▶ [Given problem]: Copy each line of the entries that contains the word "help".

(Records from a data collection)
⟨

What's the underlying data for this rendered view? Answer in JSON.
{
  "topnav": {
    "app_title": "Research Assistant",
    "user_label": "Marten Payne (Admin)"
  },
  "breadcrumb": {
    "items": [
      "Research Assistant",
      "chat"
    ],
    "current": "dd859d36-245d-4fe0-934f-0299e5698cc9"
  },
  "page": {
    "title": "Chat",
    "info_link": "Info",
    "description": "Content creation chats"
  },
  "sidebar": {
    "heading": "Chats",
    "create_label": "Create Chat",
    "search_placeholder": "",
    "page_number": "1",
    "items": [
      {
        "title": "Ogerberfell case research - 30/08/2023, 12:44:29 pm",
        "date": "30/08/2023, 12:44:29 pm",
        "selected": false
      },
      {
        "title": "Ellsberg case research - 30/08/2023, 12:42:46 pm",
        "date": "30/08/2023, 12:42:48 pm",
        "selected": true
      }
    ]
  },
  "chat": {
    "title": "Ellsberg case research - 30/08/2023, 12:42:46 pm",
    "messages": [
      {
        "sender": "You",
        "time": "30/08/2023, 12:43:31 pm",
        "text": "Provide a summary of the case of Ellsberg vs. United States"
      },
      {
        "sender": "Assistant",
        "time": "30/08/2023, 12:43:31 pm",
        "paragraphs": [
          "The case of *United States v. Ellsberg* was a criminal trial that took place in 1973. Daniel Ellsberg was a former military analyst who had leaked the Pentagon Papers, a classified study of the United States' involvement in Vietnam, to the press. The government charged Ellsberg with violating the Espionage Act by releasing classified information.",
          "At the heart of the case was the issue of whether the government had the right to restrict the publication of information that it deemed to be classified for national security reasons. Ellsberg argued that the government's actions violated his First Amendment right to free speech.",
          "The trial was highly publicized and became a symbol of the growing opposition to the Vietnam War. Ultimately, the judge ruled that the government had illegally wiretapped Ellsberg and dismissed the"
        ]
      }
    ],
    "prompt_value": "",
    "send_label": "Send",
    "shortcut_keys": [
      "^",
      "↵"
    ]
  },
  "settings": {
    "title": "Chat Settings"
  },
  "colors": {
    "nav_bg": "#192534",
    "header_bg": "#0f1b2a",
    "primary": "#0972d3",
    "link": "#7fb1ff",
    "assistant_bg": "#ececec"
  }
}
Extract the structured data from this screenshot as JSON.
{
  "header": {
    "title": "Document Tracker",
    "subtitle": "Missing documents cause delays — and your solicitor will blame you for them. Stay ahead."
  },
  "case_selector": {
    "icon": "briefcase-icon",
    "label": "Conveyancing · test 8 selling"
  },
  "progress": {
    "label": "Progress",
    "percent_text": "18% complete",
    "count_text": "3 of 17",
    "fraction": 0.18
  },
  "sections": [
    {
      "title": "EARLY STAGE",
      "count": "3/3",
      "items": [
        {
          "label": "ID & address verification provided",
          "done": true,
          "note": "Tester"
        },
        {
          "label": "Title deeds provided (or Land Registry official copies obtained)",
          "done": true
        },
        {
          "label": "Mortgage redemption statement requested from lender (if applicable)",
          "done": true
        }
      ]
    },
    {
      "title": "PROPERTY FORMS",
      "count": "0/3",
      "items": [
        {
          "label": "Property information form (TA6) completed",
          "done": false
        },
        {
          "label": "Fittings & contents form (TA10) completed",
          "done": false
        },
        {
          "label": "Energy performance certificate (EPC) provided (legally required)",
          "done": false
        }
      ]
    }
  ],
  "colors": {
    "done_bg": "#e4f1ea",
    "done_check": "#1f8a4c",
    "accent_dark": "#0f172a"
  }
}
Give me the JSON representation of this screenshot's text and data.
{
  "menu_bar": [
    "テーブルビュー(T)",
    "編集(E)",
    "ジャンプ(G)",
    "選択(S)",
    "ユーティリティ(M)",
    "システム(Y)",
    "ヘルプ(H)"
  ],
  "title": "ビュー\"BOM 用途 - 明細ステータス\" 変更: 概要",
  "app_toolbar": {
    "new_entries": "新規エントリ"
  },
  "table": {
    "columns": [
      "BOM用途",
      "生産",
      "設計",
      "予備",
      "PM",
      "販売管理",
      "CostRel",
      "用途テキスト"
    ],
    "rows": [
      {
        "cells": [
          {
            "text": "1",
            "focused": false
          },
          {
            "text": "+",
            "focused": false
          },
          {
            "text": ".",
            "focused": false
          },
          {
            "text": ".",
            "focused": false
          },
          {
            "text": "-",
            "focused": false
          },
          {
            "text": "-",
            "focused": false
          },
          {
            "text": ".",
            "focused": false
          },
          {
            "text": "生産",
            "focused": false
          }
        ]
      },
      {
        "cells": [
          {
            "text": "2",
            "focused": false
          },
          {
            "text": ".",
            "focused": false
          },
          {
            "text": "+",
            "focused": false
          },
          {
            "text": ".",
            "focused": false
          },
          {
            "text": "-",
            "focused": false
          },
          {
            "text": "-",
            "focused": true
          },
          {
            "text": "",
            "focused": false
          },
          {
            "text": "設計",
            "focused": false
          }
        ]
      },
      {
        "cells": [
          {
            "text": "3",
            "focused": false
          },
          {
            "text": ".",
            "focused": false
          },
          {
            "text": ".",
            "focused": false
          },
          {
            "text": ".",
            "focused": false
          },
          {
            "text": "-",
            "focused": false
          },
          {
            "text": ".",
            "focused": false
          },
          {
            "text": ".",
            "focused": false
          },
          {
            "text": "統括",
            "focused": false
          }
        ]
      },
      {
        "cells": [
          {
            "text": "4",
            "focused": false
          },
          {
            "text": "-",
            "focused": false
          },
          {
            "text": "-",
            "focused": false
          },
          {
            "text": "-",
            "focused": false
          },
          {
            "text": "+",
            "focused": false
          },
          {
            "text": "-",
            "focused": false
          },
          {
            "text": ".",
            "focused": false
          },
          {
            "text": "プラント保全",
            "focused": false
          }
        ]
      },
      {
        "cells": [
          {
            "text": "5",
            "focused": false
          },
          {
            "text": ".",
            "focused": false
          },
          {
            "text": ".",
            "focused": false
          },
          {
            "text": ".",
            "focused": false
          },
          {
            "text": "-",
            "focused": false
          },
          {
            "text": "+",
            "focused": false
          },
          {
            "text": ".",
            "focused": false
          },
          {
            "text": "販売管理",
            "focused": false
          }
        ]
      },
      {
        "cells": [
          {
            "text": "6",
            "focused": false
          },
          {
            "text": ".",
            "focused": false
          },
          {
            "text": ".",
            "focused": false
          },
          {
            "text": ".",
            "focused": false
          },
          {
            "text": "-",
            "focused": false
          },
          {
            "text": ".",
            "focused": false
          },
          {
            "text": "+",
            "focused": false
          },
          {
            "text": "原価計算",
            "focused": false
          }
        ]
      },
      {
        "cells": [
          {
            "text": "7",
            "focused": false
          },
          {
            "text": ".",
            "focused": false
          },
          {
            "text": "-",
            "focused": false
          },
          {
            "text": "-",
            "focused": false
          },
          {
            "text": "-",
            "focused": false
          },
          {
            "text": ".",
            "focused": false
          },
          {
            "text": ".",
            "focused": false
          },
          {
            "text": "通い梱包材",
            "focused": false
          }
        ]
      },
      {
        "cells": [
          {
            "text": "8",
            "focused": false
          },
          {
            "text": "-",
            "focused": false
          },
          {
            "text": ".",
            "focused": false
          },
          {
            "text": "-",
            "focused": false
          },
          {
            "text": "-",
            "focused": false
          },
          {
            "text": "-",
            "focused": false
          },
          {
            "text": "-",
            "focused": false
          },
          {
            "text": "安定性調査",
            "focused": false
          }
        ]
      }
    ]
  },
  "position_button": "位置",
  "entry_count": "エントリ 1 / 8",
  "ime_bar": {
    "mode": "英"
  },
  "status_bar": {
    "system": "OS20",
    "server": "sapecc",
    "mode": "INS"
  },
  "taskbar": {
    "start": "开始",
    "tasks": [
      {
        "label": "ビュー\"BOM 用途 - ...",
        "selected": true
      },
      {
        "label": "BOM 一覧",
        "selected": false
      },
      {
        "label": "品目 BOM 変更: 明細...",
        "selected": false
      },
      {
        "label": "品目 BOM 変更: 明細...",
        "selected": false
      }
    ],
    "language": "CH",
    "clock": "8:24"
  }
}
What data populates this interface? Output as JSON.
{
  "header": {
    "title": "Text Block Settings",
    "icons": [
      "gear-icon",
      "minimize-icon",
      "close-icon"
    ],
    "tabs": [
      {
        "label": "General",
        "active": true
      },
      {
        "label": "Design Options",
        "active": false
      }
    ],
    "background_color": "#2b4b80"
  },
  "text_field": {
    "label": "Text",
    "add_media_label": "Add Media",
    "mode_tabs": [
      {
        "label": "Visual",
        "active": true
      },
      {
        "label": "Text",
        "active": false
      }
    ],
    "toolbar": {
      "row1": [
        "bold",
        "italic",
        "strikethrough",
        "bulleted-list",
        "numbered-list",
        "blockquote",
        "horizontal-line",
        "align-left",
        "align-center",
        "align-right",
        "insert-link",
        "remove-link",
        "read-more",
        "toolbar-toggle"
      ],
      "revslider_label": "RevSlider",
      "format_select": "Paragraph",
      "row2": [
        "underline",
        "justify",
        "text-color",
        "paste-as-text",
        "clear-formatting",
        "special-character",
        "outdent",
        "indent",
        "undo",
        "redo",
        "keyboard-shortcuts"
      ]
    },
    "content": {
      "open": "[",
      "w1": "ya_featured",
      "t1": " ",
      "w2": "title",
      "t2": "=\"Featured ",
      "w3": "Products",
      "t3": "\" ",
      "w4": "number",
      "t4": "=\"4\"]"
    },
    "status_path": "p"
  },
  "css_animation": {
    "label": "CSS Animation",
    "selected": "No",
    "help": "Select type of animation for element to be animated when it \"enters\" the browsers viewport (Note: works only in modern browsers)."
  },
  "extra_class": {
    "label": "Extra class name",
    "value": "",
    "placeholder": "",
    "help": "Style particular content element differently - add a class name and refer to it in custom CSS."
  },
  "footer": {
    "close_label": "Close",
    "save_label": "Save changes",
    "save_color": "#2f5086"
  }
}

⟩

▶ [Exercise response]:
    "help": "Select type of animation for element to be animated when it \"enters\" the browsers viewport (Note: works only in modern browsers)."
    "help": "Style particular content element differently - add a class name and refer to it in custom CSS."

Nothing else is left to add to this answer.